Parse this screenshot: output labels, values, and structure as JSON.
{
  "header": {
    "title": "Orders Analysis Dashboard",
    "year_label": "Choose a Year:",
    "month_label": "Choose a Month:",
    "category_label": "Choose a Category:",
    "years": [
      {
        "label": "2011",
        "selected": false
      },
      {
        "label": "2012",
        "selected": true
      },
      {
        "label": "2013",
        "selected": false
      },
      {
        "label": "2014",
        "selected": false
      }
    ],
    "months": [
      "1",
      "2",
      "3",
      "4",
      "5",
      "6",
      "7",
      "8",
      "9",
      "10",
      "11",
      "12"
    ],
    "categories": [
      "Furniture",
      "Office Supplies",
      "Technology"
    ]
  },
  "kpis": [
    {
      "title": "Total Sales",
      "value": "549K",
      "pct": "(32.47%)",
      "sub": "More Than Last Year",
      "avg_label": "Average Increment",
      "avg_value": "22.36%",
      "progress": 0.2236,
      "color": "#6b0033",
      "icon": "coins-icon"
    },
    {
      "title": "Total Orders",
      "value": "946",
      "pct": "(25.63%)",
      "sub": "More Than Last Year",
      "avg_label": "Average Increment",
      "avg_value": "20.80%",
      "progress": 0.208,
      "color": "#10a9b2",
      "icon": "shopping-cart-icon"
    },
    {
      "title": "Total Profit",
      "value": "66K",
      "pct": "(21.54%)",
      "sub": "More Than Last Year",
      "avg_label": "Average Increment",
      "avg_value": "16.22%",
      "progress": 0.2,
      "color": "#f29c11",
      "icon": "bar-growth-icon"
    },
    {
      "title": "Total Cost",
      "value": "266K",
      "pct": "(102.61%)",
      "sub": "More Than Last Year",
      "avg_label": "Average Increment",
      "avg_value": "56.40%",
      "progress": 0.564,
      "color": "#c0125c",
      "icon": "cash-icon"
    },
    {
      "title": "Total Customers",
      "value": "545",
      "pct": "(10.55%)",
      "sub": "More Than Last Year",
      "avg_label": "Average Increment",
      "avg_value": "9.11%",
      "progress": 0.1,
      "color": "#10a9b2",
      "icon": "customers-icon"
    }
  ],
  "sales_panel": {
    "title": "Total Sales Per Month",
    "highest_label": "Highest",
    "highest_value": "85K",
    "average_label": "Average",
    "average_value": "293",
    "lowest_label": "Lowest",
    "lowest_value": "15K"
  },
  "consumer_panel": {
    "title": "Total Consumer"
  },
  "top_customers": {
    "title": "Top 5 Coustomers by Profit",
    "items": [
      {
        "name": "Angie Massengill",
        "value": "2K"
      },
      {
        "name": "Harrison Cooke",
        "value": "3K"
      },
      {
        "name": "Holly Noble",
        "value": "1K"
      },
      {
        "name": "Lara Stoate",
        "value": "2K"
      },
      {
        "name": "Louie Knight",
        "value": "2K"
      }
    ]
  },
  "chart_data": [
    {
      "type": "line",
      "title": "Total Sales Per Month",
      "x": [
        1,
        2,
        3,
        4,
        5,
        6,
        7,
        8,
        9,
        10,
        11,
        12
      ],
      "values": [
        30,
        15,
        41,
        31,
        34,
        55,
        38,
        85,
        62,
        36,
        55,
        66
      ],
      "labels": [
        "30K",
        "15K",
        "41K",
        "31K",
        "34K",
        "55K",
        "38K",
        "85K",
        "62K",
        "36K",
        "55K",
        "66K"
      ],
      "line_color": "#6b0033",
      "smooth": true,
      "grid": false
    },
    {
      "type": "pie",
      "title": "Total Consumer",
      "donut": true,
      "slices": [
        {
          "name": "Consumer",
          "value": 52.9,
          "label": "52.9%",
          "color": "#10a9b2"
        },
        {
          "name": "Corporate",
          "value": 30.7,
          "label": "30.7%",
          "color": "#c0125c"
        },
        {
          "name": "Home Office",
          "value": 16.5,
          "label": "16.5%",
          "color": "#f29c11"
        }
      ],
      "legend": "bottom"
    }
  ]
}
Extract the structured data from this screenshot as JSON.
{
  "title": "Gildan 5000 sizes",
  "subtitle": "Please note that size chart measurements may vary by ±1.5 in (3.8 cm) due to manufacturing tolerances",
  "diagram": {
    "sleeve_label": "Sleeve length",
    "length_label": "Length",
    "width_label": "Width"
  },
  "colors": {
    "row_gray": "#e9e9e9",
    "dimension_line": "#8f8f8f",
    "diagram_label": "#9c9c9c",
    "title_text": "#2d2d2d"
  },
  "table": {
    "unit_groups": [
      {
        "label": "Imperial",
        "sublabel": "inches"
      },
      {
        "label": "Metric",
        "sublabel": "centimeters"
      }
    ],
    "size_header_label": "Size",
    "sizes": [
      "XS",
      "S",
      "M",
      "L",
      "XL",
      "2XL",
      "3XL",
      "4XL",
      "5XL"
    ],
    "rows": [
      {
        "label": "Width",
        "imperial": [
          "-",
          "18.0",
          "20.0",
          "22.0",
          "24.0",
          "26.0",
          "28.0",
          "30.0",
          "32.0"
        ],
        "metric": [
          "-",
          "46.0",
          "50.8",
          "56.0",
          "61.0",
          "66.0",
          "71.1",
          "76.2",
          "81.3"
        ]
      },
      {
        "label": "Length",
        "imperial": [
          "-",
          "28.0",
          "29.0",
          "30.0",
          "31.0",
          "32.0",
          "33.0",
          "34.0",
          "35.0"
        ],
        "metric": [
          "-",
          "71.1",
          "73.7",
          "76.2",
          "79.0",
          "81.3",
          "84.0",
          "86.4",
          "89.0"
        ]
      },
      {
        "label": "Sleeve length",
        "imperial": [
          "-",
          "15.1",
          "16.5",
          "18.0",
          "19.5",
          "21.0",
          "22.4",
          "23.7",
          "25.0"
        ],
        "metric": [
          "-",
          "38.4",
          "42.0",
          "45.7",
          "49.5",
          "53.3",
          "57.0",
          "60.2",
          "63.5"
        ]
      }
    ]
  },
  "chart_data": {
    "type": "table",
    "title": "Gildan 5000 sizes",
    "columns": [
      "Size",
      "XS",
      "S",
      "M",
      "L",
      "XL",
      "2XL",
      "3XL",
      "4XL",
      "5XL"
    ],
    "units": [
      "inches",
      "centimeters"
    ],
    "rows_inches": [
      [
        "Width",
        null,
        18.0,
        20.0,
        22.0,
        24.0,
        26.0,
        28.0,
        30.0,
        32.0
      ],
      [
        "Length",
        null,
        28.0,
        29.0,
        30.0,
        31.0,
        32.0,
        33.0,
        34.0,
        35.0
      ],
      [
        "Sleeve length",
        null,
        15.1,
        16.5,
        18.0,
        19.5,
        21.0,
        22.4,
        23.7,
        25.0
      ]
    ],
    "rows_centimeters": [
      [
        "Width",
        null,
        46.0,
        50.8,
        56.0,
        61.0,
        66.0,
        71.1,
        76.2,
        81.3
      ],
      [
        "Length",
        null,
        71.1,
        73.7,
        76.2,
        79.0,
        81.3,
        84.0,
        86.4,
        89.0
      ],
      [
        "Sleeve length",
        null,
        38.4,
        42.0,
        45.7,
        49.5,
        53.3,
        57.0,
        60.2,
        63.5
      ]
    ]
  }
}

::::

SHORT TASK - List the lines of the material in which the word "Total" occurs.

RESPONSE -
      "title": "Total Sales",
      "title": "Total Orders",
      "title": "Total Profit",
      "title": "Total Cost",
      "title": "Total Customers",
    "title": "Total Sales Per Month",
    "title": "Total Consumer"
      "title": "Total Sales Per Month",
      "title": "Total Consumer",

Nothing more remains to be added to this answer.